YOUR GOAL :: Copy every line of the data that includes the string "данных".

RECORDS FOR THE TASK ::
——
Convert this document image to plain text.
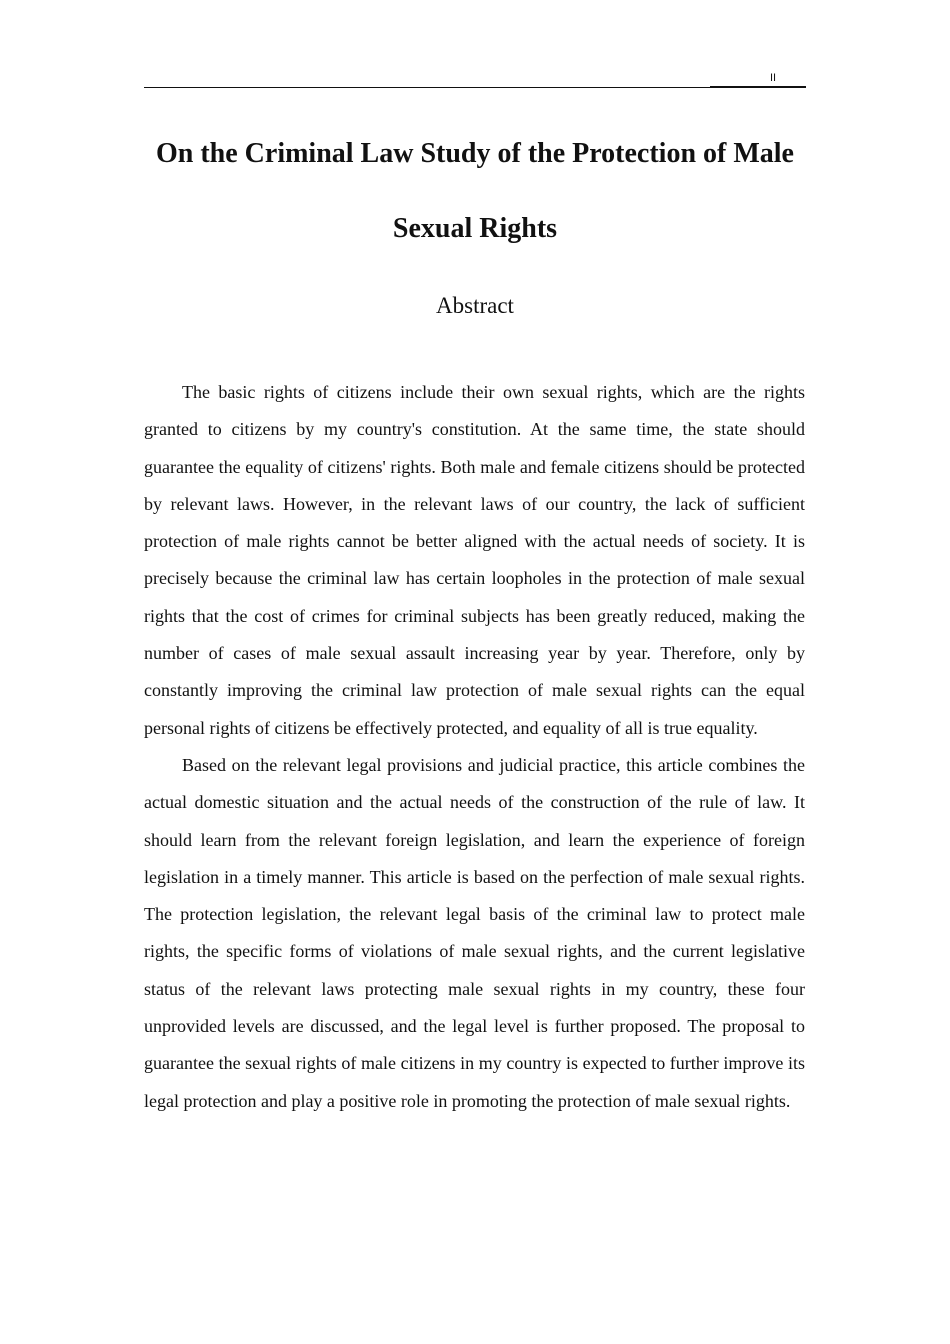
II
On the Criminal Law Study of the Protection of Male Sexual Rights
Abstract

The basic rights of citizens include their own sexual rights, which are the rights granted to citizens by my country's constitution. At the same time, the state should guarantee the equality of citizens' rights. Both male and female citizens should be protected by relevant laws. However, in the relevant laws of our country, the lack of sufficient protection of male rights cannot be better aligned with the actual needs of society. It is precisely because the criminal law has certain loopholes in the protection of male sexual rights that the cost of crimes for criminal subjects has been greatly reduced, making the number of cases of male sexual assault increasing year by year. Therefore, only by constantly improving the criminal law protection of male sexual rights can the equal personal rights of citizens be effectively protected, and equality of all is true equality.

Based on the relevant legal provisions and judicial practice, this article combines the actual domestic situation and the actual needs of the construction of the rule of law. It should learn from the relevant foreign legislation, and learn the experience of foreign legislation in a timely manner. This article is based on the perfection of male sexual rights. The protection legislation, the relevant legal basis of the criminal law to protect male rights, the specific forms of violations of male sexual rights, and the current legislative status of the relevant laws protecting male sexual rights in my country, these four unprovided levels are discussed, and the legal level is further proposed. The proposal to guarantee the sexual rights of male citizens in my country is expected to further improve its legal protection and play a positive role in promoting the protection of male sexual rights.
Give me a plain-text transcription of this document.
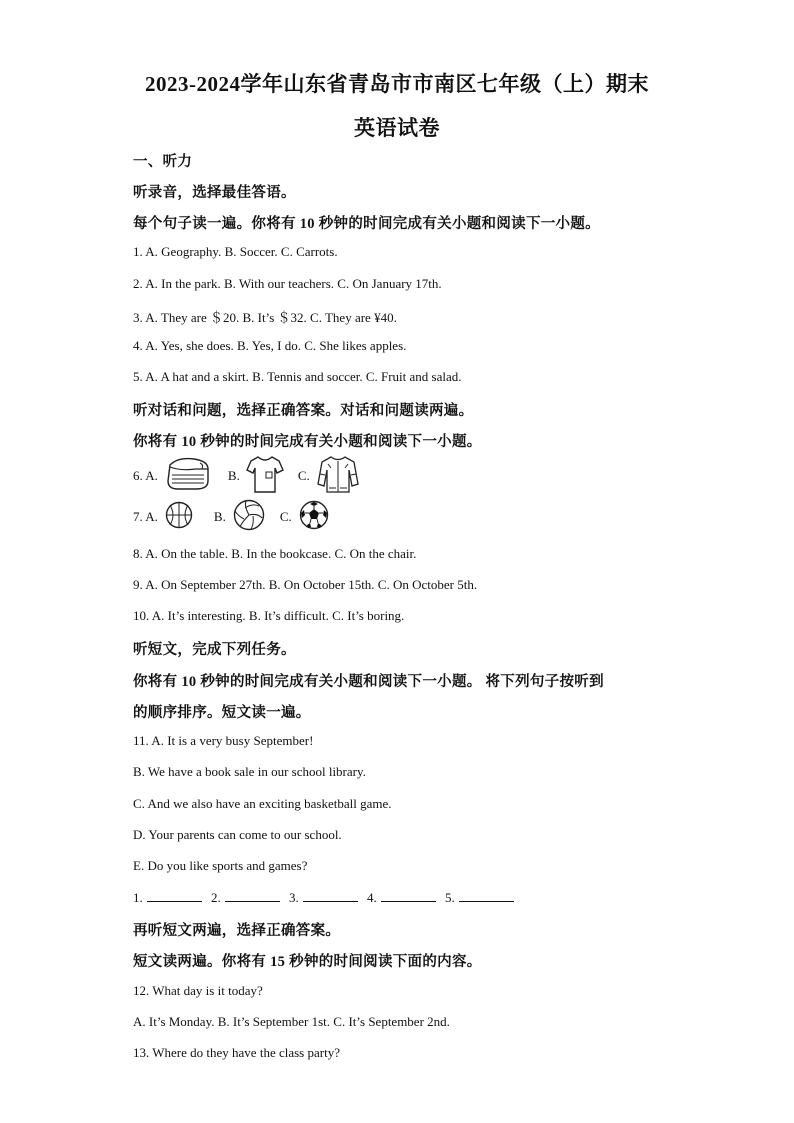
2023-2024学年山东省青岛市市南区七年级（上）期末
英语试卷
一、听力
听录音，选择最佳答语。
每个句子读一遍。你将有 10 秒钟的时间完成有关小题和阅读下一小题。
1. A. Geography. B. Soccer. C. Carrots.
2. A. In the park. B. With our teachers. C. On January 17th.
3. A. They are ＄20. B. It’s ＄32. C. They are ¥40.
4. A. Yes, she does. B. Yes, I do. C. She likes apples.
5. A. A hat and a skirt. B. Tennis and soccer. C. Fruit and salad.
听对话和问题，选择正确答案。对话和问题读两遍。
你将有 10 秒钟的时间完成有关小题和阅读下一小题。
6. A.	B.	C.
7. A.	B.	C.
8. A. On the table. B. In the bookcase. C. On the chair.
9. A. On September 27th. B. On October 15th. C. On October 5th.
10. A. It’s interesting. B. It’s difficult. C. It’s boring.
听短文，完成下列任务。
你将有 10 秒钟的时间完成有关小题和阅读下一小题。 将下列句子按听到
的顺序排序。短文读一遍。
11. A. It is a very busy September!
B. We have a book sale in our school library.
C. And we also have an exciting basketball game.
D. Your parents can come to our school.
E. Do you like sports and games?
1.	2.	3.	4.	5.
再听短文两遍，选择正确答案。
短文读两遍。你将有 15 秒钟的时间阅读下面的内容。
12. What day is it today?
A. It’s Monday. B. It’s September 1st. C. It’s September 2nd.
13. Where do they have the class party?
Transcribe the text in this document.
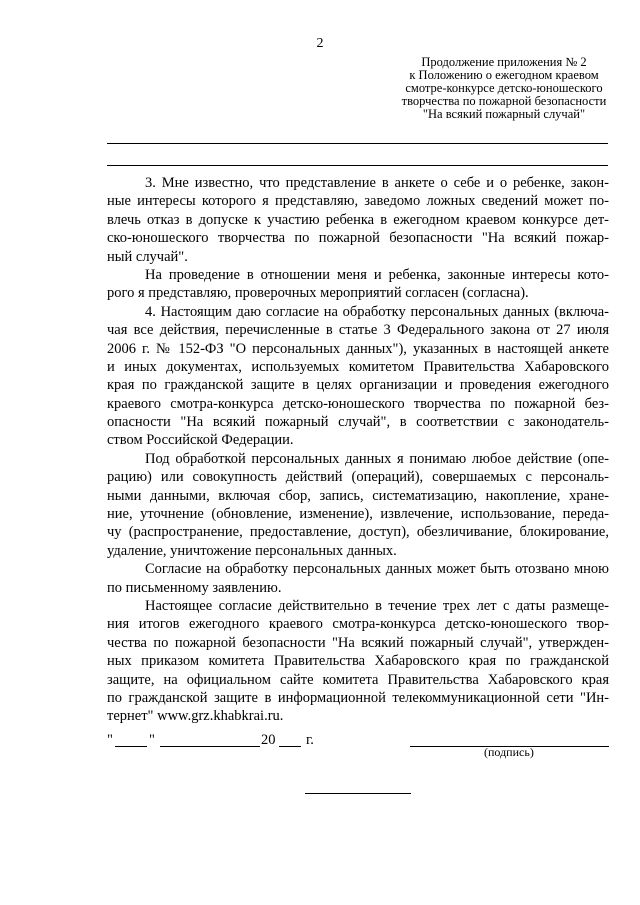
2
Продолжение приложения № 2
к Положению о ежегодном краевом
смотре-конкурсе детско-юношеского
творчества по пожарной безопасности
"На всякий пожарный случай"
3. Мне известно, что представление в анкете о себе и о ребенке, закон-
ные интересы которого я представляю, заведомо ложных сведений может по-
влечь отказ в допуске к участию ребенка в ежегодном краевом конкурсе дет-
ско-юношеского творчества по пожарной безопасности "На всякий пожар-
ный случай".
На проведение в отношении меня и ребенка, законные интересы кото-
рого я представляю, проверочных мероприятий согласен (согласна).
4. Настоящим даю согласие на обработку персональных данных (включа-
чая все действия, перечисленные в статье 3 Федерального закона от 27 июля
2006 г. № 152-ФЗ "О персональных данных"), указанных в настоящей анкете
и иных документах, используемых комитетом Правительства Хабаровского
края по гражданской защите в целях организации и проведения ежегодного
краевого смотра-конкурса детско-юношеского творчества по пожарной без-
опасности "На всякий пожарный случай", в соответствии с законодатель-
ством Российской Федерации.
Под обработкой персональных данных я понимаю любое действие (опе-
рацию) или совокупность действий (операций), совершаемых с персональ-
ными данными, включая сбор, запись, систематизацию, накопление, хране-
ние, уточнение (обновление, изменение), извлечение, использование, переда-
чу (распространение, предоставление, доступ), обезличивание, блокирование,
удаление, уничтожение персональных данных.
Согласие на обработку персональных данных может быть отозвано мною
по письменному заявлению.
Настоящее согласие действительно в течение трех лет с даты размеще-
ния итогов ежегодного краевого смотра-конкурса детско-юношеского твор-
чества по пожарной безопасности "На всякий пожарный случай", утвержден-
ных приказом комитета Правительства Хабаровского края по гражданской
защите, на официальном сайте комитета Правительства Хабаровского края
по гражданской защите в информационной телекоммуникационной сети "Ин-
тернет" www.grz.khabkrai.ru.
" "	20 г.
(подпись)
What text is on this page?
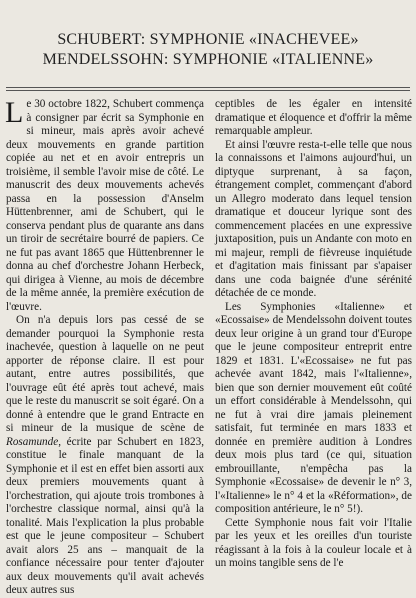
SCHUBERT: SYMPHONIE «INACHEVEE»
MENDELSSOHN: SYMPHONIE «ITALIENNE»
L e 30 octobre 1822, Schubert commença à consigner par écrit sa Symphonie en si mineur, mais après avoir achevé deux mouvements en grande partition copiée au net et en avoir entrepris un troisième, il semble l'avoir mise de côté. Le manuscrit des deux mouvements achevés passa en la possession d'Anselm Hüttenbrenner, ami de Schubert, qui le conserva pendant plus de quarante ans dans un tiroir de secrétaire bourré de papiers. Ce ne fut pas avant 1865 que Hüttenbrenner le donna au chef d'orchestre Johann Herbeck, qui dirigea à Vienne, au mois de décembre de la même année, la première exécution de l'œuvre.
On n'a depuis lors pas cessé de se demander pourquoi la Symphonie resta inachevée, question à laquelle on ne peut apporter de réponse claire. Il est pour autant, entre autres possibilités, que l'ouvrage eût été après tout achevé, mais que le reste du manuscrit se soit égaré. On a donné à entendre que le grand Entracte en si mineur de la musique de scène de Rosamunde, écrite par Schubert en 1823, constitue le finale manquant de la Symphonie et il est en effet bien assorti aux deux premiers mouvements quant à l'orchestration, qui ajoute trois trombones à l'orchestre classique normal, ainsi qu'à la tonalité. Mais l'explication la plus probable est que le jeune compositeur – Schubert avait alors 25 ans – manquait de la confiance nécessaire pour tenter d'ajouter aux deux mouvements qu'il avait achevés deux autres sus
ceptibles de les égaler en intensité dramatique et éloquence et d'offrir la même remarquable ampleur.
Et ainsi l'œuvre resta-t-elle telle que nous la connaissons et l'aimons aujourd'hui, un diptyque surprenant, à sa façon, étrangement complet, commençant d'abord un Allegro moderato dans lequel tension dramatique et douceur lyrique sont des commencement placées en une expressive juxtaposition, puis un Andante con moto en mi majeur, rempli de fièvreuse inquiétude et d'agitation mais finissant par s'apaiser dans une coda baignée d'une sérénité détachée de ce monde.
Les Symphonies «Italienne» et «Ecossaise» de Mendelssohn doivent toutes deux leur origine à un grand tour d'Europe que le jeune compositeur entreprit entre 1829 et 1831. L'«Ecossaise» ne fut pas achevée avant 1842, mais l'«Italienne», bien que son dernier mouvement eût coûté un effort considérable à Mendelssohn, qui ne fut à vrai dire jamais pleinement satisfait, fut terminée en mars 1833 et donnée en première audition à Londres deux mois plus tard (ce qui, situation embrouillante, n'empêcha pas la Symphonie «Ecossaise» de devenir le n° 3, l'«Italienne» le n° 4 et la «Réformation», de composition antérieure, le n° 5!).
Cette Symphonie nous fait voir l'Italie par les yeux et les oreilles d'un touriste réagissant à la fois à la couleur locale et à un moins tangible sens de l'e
——
EXERCISE RESULT ::
4. Настоящим даю согласие на обработку персональных данных (включа-
2006 г. № 152-ФЗ "О персональных данных"), указанных в настоящей анкете
Под обработкой персональных данных я понимаю любое действие (опе-
удаление, уничтожение персональных данных.
Согласие на обработку персональных данных может быть отозвано мною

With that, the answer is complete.